§ **Task description**: Scan the records for the string "update"; copy each line where it occurs.
+ + + + +
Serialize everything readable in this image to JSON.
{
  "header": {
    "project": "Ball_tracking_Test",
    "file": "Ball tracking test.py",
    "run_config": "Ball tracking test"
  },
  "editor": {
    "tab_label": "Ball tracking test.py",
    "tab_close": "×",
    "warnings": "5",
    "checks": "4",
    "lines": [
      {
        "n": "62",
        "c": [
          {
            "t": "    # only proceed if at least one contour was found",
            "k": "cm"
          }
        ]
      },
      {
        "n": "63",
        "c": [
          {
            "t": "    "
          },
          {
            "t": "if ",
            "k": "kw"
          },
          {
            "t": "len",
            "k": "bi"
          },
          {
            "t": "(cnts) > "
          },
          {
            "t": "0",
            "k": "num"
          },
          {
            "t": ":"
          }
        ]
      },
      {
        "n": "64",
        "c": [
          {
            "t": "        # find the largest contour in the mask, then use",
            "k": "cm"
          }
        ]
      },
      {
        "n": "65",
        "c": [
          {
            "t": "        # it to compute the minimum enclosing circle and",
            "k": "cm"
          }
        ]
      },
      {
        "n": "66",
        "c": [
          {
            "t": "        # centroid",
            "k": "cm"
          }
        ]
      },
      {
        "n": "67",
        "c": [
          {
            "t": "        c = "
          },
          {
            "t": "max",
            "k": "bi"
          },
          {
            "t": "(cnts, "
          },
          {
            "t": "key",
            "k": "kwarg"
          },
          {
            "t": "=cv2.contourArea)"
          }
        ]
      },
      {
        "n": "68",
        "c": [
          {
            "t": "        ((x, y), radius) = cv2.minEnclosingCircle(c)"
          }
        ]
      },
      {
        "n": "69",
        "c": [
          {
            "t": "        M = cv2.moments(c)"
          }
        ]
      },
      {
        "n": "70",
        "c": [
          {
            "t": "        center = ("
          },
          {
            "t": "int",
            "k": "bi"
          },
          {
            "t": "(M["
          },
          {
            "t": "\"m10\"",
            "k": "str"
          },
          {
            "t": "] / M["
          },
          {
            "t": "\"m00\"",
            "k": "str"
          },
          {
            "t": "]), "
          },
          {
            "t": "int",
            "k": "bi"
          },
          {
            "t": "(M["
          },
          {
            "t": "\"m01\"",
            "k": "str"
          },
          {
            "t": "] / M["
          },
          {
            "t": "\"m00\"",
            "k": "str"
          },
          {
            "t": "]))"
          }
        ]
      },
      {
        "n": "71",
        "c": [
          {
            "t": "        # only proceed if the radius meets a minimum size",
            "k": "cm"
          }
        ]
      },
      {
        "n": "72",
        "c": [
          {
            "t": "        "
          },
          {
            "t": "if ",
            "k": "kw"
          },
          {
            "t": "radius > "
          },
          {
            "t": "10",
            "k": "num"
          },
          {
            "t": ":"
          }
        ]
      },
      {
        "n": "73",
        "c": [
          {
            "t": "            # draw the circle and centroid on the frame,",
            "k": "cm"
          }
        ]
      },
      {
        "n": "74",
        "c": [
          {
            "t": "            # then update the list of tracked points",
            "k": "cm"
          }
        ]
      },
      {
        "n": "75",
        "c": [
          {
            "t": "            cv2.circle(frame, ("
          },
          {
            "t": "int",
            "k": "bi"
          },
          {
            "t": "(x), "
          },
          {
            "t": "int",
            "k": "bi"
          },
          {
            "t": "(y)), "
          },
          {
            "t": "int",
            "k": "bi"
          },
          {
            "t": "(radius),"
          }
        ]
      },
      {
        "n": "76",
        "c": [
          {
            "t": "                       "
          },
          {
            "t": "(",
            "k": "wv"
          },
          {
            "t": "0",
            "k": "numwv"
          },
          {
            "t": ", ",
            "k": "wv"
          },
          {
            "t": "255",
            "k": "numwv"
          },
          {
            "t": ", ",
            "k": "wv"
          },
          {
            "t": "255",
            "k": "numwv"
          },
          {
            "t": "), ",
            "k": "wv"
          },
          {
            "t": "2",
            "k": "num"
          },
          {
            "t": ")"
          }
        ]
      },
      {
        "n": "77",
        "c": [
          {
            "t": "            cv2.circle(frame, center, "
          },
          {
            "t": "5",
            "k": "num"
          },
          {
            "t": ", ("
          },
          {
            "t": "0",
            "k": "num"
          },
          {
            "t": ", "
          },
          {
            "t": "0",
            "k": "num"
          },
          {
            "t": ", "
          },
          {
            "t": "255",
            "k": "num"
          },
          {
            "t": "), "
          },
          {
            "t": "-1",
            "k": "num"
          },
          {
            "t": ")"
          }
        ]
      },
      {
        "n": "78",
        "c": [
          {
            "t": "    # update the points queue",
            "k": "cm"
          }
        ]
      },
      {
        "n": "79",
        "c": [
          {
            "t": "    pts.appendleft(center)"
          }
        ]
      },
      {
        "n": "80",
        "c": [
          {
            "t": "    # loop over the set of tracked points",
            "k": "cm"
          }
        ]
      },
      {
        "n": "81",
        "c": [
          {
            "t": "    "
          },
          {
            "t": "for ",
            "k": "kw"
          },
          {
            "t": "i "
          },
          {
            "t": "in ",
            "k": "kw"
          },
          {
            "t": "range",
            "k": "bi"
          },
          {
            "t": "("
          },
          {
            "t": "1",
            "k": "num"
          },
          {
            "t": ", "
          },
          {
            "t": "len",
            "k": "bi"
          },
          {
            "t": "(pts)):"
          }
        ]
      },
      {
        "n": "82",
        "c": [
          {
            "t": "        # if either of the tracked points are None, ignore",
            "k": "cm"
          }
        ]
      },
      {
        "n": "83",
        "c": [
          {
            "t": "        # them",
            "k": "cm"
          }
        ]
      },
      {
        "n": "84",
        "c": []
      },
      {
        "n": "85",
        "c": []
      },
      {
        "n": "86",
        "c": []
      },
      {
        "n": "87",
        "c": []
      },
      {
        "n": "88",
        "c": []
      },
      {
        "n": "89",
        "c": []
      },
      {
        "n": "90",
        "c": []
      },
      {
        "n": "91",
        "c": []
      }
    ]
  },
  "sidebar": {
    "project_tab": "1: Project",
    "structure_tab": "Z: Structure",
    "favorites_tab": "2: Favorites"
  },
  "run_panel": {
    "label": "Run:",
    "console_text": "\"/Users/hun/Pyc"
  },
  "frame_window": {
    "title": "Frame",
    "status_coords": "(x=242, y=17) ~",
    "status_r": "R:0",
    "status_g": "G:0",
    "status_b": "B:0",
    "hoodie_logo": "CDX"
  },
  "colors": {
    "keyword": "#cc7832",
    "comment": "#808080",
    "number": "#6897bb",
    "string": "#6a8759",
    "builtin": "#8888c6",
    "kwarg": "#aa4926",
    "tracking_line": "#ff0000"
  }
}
+ + + + +
§ **The solution**:
            "t": "            # then update the list of tracked points",
            "t": "    # update the points queue",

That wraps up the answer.